▶ **Written exercise**:
Your task is to give the number of lines in the listing that include "particulas", and nothing else.

▶ **Given records**:
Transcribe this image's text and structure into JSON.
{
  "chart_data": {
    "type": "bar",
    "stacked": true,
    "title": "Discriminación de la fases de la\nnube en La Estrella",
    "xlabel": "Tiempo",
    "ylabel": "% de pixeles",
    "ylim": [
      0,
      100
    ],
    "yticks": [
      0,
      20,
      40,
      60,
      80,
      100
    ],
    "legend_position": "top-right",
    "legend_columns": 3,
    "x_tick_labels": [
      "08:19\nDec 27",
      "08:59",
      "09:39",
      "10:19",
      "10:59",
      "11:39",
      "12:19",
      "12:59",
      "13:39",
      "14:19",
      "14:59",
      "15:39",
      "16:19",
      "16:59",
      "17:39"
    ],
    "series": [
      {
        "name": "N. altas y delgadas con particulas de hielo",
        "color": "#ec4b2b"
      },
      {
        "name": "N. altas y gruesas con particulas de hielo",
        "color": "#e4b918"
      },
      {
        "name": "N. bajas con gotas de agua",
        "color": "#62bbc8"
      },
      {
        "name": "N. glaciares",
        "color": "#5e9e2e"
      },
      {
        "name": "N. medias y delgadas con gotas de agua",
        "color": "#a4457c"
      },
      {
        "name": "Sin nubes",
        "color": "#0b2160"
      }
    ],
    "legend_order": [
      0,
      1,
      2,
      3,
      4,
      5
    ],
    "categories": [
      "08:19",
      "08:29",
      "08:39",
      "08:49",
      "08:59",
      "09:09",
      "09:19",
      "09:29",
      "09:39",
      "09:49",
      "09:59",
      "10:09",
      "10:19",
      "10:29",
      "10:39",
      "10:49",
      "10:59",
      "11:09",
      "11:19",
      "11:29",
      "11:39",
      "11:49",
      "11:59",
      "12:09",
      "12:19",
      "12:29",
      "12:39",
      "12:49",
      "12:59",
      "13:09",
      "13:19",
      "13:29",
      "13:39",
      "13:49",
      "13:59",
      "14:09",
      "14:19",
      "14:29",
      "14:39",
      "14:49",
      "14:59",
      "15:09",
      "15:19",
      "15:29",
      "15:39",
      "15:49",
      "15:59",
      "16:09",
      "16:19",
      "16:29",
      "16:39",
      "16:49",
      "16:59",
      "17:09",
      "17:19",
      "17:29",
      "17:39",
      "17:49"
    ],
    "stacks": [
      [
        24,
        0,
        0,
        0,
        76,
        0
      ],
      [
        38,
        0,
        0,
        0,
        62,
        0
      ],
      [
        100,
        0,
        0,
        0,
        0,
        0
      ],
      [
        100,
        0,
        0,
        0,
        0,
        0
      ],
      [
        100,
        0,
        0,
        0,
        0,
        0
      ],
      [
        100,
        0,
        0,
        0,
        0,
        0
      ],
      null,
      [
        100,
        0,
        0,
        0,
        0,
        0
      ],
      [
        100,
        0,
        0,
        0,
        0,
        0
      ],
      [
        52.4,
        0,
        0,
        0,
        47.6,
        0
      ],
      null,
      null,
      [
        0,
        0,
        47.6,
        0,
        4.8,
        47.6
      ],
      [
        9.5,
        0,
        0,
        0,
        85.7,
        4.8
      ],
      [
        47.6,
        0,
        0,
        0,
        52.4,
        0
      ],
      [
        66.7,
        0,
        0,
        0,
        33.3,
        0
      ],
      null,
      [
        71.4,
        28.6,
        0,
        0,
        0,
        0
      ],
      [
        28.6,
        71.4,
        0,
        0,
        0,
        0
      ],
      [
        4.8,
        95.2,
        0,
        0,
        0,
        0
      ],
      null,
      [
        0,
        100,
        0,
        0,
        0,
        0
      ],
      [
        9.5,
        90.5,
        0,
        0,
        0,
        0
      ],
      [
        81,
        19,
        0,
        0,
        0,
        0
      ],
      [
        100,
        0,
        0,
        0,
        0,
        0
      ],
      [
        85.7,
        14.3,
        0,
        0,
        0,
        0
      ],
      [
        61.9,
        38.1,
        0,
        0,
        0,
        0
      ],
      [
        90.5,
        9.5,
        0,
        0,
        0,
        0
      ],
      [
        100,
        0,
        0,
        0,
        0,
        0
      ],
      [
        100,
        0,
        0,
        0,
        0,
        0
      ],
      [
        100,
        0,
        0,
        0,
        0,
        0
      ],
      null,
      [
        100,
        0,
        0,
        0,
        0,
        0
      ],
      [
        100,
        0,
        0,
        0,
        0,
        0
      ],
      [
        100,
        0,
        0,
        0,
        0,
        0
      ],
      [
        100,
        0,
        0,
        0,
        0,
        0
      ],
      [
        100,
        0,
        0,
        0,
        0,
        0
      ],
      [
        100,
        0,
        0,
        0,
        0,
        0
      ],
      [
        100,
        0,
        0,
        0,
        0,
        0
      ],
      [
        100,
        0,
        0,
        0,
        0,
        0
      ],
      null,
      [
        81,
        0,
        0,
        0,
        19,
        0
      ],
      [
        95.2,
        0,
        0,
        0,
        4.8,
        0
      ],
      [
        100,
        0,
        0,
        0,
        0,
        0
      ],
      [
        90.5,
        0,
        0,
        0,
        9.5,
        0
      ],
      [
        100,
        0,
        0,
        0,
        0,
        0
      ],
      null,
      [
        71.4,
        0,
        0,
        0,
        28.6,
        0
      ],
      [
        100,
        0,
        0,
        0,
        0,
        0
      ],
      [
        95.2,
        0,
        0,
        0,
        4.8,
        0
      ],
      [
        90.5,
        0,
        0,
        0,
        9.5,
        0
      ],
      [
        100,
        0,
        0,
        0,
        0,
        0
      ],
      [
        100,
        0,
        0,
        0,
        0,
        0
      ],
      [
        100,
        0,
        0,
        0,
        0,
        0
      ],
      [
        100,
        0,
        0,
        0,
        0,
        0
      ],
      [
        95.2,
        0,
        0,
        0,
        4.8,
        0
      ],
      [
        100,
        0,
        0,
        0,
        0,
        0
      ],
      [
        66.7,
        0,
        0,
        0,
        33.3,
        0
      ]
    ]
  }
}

▶ **Exercise solution**:
2